__What the task asks__:
Output the full material exactly as it appears here.

__Provided material__:
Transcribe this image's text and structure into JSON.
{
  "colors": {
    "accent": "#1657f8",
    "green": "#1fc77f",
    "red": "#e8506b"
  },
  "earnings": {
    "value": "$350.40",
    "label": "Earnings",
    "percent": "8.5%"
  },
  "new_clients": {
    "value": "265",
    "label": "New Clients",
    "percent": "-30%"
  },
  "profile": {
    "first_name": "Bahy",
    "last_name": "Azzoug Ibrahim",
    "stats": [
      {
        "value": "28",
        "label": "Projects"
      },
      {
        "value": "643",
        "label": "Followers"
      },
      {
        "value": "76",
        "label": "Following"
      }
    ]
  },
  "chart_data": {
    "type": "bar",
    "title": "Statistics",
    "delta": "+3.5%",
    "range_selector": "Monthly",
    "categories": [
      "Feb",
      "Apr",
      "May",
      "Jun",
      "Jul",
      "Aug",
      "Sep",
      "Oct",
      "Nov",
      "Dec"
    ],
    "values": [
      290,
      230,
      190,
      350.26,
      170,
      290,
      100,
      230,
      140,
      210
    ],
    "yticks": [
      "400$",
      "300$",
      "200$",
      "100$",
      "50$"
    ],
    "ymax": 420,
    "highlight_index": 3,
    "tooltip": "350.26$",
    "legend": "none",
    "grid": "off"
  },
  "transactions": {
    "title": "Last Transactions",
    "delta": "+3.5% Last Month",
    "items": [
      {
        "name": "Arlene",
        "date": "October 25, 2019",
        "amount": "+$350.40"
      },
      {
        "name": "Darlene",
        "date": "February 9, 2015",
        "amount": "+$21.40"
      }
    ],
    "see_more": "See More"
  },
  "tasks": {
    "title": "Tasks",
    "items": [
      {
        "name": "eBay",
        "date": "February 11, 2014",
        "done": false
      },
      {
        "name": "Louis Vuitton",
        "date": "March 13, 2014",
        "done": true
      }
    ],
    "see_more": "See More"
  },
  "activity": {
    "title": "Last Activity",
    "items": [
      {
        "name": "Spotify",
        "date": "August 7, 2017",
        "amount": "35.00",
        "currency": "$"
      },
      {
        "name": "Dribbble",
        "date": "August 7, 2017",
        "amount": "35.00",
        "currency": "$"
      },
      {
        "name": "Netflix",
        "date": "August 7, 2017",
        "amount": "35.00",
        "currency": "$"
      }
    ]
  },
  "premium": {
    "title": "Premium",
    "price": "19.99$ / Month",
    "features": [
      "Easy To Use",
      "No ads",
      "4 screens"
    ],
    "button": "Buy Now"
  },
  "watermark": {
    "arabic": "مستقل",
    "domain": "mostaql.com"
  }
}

__Exercise answer__:
Transcribe this image's text and structure into JSON.
{
  "colors": {
    "accent": "#1657f8",
    "green": "#1fc77f",
    "red": "#e8506b"
  },
  "earnings": {
    "value": "$350.40",
    "label": "Earnings",
    "percent": "8.5%"
  },
  "new_clients": {
    "value": "265",
    "label": "New Clients",
    "percent": "-30%"
  },
  "profile": {
    "first_name": "Bahy",
    "last_name": "Azzoug Ibrahim",
    "stats": [
      {
        "value": "28",
        "label": "Projects"
      },
      {
        "value": "643",
        "label": "Followers"
      },
      {
        "value": "76",
        "label": "Following"
      }
    ]
  },
  "chart_data": {
    "type": "bar",
    "title": "Statistics",
    "delta": "+3.5%",
    "range_selector": "Monthly",
    "categories": [
      "Feb",
      "Apr",
      "May",
      "Jun",
      "Jul",
      "Aug",
      "Sep",
      "Oct",
      "Nov",
      "Dec"
    ],
    "values": [
      290,
      230,
      190,
      350.26,
      170,
      290,
      100,
      230,
      140,
      210
    ],
    "yticks": [
      "400$",
      "300$",
      "200$",
      "100$",
      "50$"
    ],
    "ymax": 420,
    "highlight_index": 3,
    "tooltip": "350.26$",
    "legend": "none",
    "grid": "off"
  },
  "transactions": {
    "title": "Last Transactions",
    "delta": "+3.5% Last Month",
    "items": [
      {
        "name": "Arlene",
        "date": "October 25, 2019",
        "amount": "+$350.40"
      },
      {
        "name": "Darlene",
        "date": "February 9, 2015",
        "amount": "+$21.40"
      }
    ],
    "see_more": "See More"
  },
  "tasks": {
    "title": "Tasks",
    "items": [
      {
        "name": "eBay",
        "date": "February 11, 2014",
        "done": false
      },
      {
        "name": "Louis Vuitton",
        "date": "March 13, 2014",
        "done": true
      }
    ],
    "see_more": "See More"
  },
  "activity": {
    "title": "Last Activity",
    "items": [
      {
        "name": "Spotify",
        "date": "August 7, 2017",
        "amount": "35.00",
        "currency": "$"
      },
      {
        "name": "Dribbble",
        "date": "August 7, 2017",
        "amount": "35.00",
        "currency": "$"
      },
      {
        "name": "Netflix",
        "date": "August 7, 2017",
        "amount": "35.00",
        "currency": "$"
      }
    ]
  },
  "premium": {
    "title": "Premium",
    "price": "19.99$ / Month",
    "features": [
      "Easy To Use",
      "No ads",
      "4 screens"
    ],
    "button": "Buy Now"
  },
  "watermark": {
    "arabic": "مستقل",
    "domain": "mostaql.com"
  }
}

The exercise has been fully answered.